* Given passage:

** start **

The king is naked…

The king is naked…

Irrespective whether one approves or disapproves the Kurdish opening of the Justice and Development Party (AKP), it was a fact everyone with some awareness of reality might testify, that since 2012, particularly since the March 2013 declaration of “unilateral ceasefire” by the separatist gang, terrorism-related bloodshed had come to a halt. What might be the price of such a success? Yes, it was a success because no one can ignore the significance of the absence of body bags containing the remains of beloved sons dispatched to all corners of the country. Now, the country is back to that terrible situation; there is not one single day since July 24 that there has not been a report on how the terrorists sneakily murdered security personnel.

“If what’s at stake is the security of the state, the rest is detail” is a much appreciated slogan in Turkey, but real life is not like this at all. Security, wellbeing and health of the beloved ones and, of course, the right to live must be of existential importance for everyone with some brains. For people who have nothing to lose, sacrificing his life or someone else’s life, might be of meager importance. But, for those who have a reason to live or who have things to lose, sacrifice of any sort becomes an unbearable burden. Is it not so?

For more than two years, the Turkish nation lived through the “luxury” of not sacrificing almost no beloved son, either for the security or whatever supreme interest of the state or for a “cause” that even the terrorist chieftains up on the mountains of northern Iraq or serving life-terms in Turkish prisons believe might ever be attained. If after almost four decades the separatist gang could not be militarily eliminated in full or if the gang could not defeat the Turkish military except inflicting some very painful losses of the beloved ones, it must be clear for everyone that this problem must be resolved with a political approach, through dialogue and, of course, bitter compromises.

What will be achieved by bombarding northern Iraqi mountains or terrorist hideouts in Syria? Can Turkey “exterminate” either the separatist gang or the heinous gang that calls itself the Islamic State of Iraq and the Levant (ISIL)? Shall we be realistic? Is Turkey really fighting the gangs of the separatist Kurdistan Workers’ Party (PKK) or ISIL? ISIL should have been dealt with long before it became a major security threat for the entirety of Turkey, not only at the border areas with Iraq and Syria. Could it be an exaggeration to claim ISIL was abetted, tolerated, given a blind eye by the Turkish state over the past few years? Turning a blind eye to reality might save the day. Columnists writing such bitter realities might be denied space in newspapers and on TV screens. As is said in Turkish, “The sun cannot be plastered with mud.” Sooner or later, someone will come out and scream, “The king is naked.”

** end **

* Record list:
** start **

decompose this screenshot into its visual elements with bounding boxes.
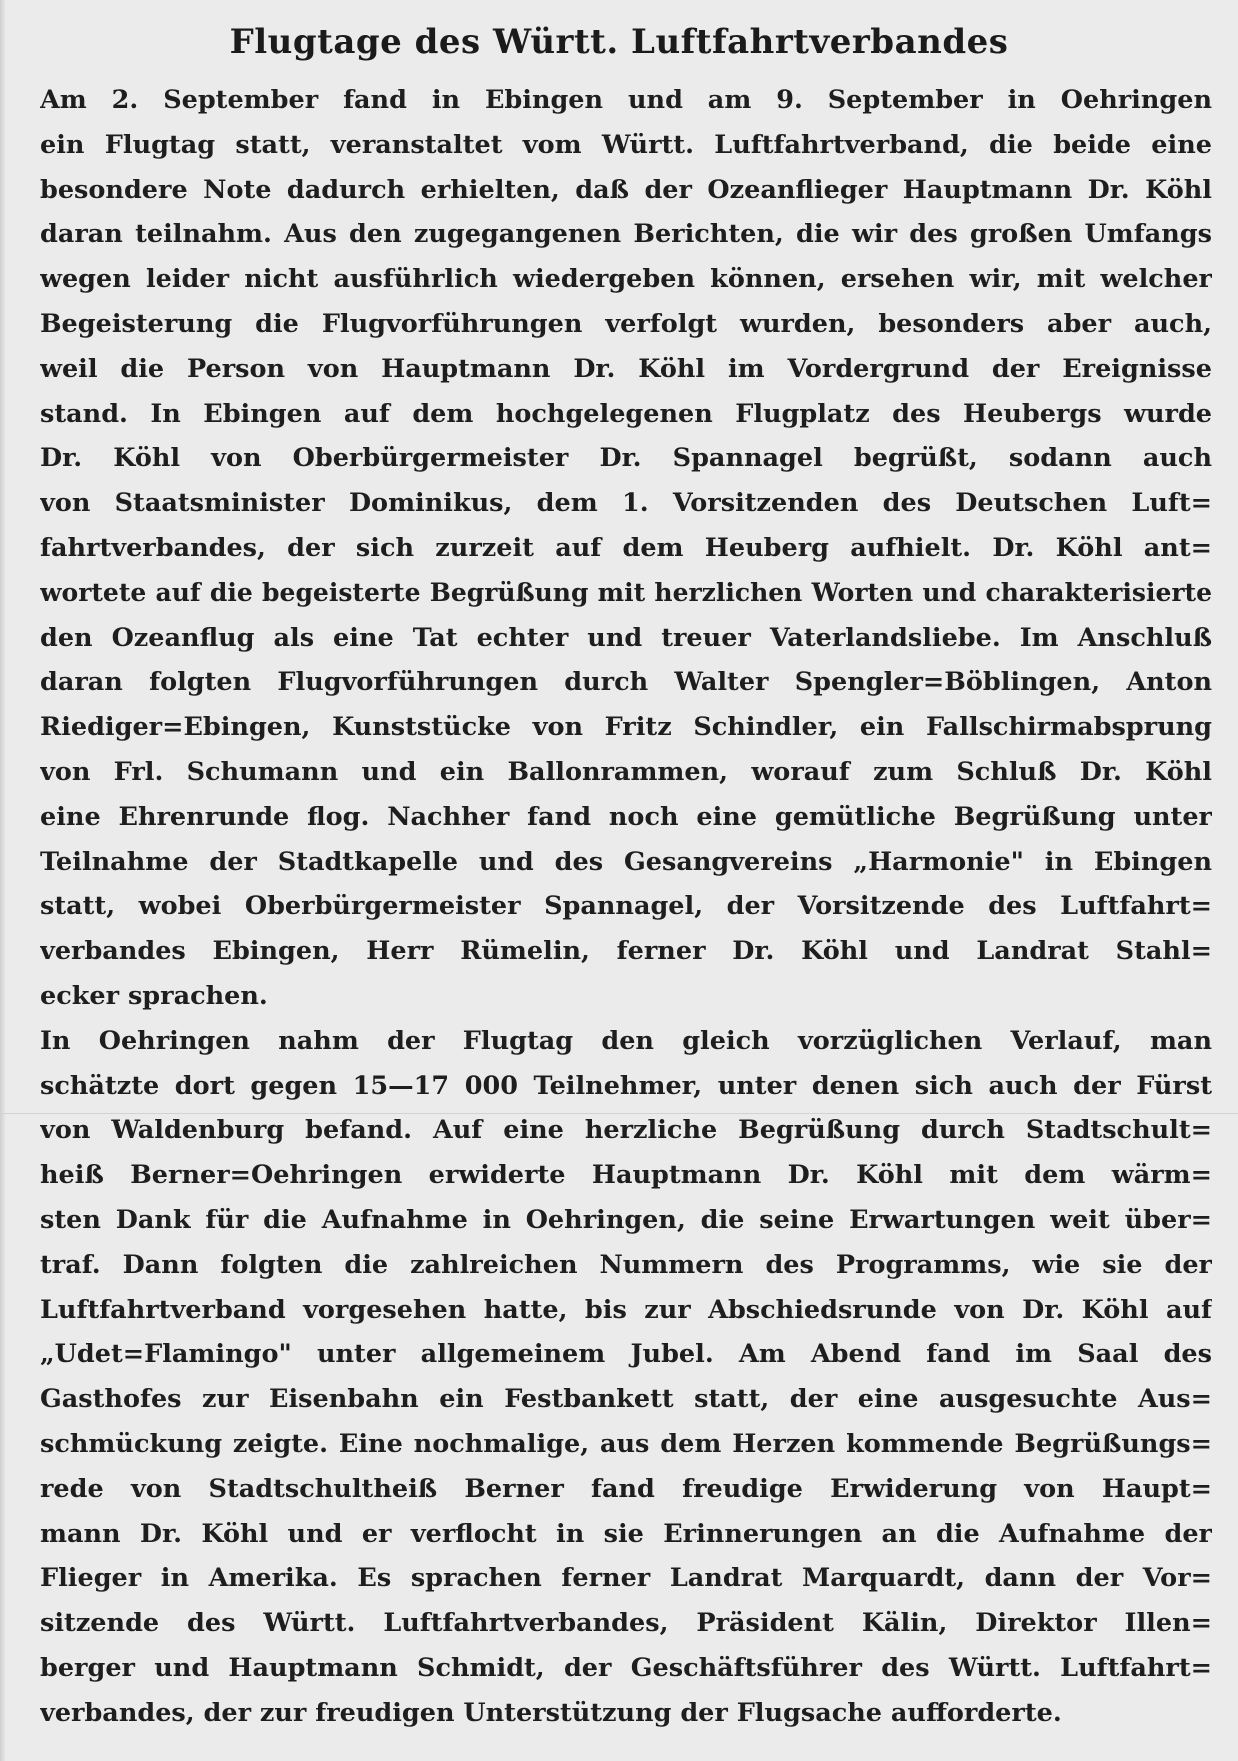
text-line: weil die Person von Hauptmann Dr. Köhl im Vordergrund der Ereignisse bbox=[40, 353, 1212, 384]
paragraph-end-line: ecker sprachen. bbox=[40, 980, 268, 1011]
text-line: ein Flugtag statt, veranstaltet vom Württ. Luftfahrtverband, die beide eine bbox=[40, 129, 1212, 160]
text-line: von Frl. Schumann und ein Ballonrammen, worauf zum Schluß Dr. Köhl bbox=[40, 756, 1212, 787]
scan-edge-shadow bbox=[0, 0, 6, 1761]
text-line: den Ozeanflug als eine Tat echter und treuer Vaterlandsliebe. Im Anschluß bbox=[40, 622, 1212, 653]
article-body bbox=[40, 78, 1212, 1735]
text-line: Luftfahrtverband vorgesehen hatte, bis zur Abschiedsrunde von Dr. Köhl auf bbox=[40, 1294, 1212, 1325]
text-line: von Waldenburg befand. Auf eine herzliche Begrüßung durch Stadtschult= bbox=[40, 1115, 1212, 1146]
text-line: stand. In Ebingen auf dem hochgelegenen Flugplatz des Heubergs wurde bbox=[40, 398, 1212, 429]
text-line: traf. Dann folgten die zahlreichen Nummern des Programms, wie sie der bbox=[40, 1249, 1212, 1280]
text-line: statt, wobei Oberbürgermeister Spannagel, der Vorsitzende des Luftfahrt= bbox=[40, 891, 1212, 922]
text-line: eine Ehrenrunde flog. Nachher fand noch eine gemütliche Begrüßung unter bbox=[40, 801, 1212, 832]
text-line: besondere Note dadurch erhielten, daß der Ozeanflieger Hauptmann Dr. Köhl bbox=[40, 174, 1212, 205]
text-line: daran folgten Flugvorführungen durch Walter Spengler=Böblingen, Anton bbox=[40, 667, 1212, 698]
text-line: schmückung zeigte. Eine nochmalige, aus dem Herzen kommende Begrüßungs= bbox=[40, 1428, 1212, 1459]
text-line: Am 2. September fand in Ebingen und am 9. September in Oehringen bbox=[40, 85, 1212, 115]
text-line: Flieger in Amerika. Es sprachen ferner Landrat Marquardt, dann der Vor= bbox=[40, 1563, 1212, 1594]
text-line: sten Dank für die Aufnahme in Oehringen, die seine Erwartungen weit über= bbox=[40, 1204, 1212, 1235]
text-line: In Oehringen nahm der Flugtag den gleich vorzüglichen Verlauf, man bbox=[40, 1025, 1212, 1056]
text-line: verbandes Ebingen, Herr Rümelin, ferner Dr. Köhl und Landrat Stahl= bbox=[40, 936, 1212, 967]
text-line: sitzende des Württ. Luftfahrtverbandes, Präsident Kälin, Direktor Illen= bbox=[40, 1608, 1212, 1639]
text-line: Gasthofes zur Eisenbahn ein Festbankett statt, der eine ausgesuchte Aus= bbox=[40, 1384, 1212, 1415]
text-line: mann Dr. Köhl und er verflocht in sie Erinnerungen an die Aufnahme der bbox=[40, 1518, 1212, 1549]
text-line: wegen leider nicht ausführlich wiedergeben können, ersehen wir, mit welcher bbox=[40, 264, 1212, 295]
text-line: fahrtverbandes, der sich zurzeit auf dem Heuberg aufhielt. Dr. Köhl ant= bbox=[40, 532, 1212, 563]
text-line: berger und Hauptmann Schmidt, der Geschäftsführer des Württ. Luftfahrt= bbox=[40, 1652, 1212, 1683]
paragraph-end-line: verbandes, der zur freudigen Unterstützung der Flugsache aufforderte. bbox=[40, 1697, 1062, 1728]
text-line: von Staatsminister Dominikus, dem 1. Vorsitzenden des Deutschen Luft= bbox=[40, 488, 1212, 519]
text-line: wortete auf die begeisterte Begrüßung mit herzlichen Worten und charakterisierte bbox=[40, 577, 1212, 607]
text-line: heiß Berner=Oehringen erwiderte Hauptmann Dr. Köhl mit dem wärm= bbox=[40, 1160, 1212, 1191]
text-line: daran teilnahm. Aus den zugegangenen Berichten, die wir des großen Umfangs bbox=[40, 219, 1212, 250]
text-line: Dr. Köhl von Oberbürgermeister Dr. Spannagel begrüßt, sodann auch bbox=[40, 443, 1212, 474]
text-line: „Udet=Flamingo" unter allgemeinem Jubel. Am Abend fand im Saal des bbox=[40, 1339, 1212, 1370]
article-title: Flugtage des Württ. Luftfahrtverbandes bbox=[229, 22, 1009, 62]
text-line: schätzte dort gegen 15—17 000 Teilnehmer, unter denen sich auch der Fürst bbox=[40, 1070, 1212, 1101]
text-line: rede von Stadtschultheiß Berner fand freudige Erwiderung von Haupt= bbox=[40, 1473, 1212, 1504]
text-line: Riediger=Ebingen, Kunststücke von Fritz Schindler, ein Fallschirmabsprung bbox=[40, 712, 1212, 743]
text-line: Begeisterung die Flugvorführungen verfolgt wurden, besonders aber auch, bbox=[40, 308, 1212, 339]
text-line: Teilnahme der Stadtkapelle und des Gesangvereins „Harmonie" in Ebingen bbox=[40, 846, 1212, 877]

** end **

* Exercise description: Please list every sentence in the column about Turkey's Kurdish opening that ends with a question mark, in the order they appear.

* Task output:
1. What might be the price of such a success?
2. Is it not so?
3. What will be achieved by bombarding northern Iraqi mountains or terrorist hideouts in Syria?
4. Can Turkey “exterminate” either the separatist gang or the heinous gang that calls itself the Islamic State of Iraq and the Levant (ISIL)?
5. Shall we be realistic?
6. Is Turkey really fighting the gangs of the separatist Kurdistan Workers’ Party (PKK) or ISIL?
7. Could it be an exaggeration to claim ISIL was abetted, tolerated, given a blind eye by the Turkish state over the past few years?